STATED PROBLEM
Work out how many lines in the entries contain the string "ylabel", and give nothing but that number.

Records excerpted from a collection
## Begin

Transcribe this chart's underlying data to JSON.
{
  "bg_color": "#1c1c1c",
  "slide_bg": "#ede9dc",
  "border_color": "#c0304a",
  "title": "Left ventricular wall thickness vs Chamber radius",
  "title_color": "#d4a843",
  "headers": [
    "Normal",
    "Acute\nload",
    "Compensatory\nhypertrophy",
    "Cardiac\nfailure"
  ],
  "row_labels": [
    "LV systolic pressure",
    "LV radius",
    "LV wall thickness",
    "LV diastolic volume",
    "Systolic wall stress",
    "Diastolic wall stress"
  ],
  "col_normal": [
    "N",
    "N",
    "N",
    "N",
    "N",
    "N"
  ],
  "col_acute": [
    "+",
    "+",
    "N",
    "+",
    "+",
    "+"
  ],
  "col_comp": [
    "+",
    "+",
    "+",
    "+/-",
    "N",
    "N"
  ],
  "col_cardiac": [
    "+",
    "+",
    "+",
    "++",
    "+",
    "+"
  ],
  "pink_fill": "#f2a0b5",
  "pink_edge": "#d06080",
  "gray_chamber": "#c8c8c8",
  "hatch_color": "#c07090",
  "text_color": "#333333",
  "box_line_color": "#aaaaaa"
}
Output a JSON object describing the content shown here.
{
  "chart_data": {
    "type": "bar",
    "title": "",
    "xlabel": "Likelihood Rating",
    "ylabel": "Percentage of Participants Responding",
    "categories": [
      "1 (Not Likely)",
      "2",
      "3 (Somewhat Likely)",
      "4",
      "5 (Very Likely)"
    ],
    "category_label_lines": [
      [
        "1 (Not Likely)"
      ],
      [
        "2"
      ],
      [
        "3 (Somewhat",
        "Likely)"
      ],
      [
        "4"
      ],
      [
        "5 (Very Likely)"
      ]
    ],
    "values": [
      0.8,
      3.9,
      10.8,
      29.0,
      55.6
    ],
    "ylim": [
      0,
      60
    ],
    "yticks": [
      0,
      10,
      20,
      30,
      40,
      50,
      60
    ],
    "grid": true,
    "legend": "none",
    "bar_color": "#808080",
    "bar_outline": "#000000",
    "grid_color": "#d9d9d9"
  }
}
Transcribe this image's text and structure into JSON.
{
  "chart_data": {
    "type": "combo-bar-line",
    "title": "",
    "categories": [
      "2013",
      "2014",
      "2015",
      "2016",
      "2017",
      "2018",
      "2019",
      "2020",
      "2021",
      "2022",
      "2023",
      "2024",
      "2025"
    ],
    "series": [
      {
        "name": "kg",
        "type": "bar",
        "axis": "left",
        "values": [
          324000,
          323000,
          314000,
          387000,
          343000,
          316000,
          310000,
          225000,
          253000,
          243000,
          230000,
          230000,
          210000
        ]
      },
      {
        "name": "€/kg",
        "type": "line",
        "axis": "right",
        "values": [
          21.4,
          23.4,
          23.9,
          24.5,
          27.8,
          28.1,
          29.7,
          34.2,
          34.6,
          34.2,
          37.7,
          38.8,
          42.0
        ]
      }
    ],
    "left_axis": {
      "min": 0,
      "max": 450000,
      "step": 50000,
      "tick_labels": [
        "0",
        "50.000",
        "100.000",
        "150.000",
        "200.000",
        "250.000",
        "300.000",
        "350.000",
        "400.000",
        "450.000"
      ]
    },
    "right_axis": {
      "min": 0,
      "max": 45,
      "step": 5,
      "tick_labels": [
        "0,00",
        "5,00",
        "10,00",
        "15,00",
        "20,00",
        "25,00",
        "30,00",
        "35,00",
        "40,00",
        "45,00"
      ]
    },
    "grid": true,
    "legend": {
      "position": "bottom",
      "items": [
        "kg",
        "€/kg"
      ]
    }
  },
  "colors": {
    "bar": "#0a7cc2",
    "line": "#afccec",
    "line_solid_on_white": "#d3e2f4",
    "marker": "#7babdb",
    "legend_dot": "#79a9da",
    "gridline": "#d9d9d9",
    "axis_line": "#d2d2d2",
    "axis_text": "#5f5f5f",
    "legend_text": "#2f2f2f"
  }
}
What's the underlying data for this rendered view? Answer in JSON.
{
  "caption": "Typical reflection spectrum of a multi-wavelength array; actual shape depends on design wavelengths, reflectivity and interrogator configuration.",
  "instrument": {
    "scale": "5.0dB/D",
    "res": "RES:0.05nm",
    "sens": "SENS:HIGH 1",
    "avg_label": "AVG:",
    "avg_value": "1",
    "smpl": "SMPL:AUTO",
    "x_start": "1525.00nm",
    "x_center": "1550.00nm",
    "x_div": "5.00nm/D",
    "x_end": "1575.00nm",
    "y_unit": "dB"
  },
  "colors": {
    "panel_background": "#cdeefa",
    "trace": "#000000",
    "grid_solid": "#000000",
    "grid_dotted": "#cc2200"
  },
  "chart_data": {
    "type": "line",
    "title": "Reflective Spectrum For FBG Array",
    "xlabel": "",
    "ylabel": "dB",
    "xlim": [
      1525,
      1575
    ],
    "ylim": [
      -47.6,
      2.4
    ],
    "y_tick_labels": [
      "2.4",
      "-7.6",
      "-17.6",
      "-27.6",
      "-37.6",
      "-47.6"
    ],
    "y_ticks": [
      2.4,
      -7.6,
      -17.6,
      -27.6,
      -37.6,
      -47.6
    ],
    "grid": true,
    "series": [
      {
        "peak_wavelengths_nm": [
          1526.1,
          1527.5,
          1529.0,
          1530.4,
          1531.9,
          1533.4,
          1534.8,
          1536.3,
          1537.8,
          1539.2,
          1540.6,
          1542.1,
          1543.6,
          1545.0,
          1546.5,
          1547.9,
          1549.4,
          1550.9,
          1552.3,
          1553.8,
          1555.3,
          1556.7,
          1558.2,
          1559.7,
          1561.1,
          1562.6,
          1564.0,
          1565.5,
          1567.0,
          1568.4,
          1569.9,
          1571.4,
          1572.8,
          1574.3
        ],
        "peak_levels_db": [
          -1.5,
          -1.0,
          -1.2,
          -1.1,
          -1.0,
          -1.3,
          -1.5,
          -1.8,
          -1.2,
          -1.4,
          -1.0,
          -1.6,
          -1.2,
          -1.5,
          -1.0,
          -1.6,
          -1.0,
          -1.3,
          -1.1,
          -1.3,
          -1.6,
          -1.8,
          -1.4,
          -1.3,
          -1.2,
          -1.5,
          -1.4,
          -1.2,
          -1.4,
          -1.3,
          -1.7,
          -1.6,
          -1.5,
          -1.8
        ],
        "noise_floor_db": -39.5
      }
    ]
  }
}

## End

CORRECT RESULT
2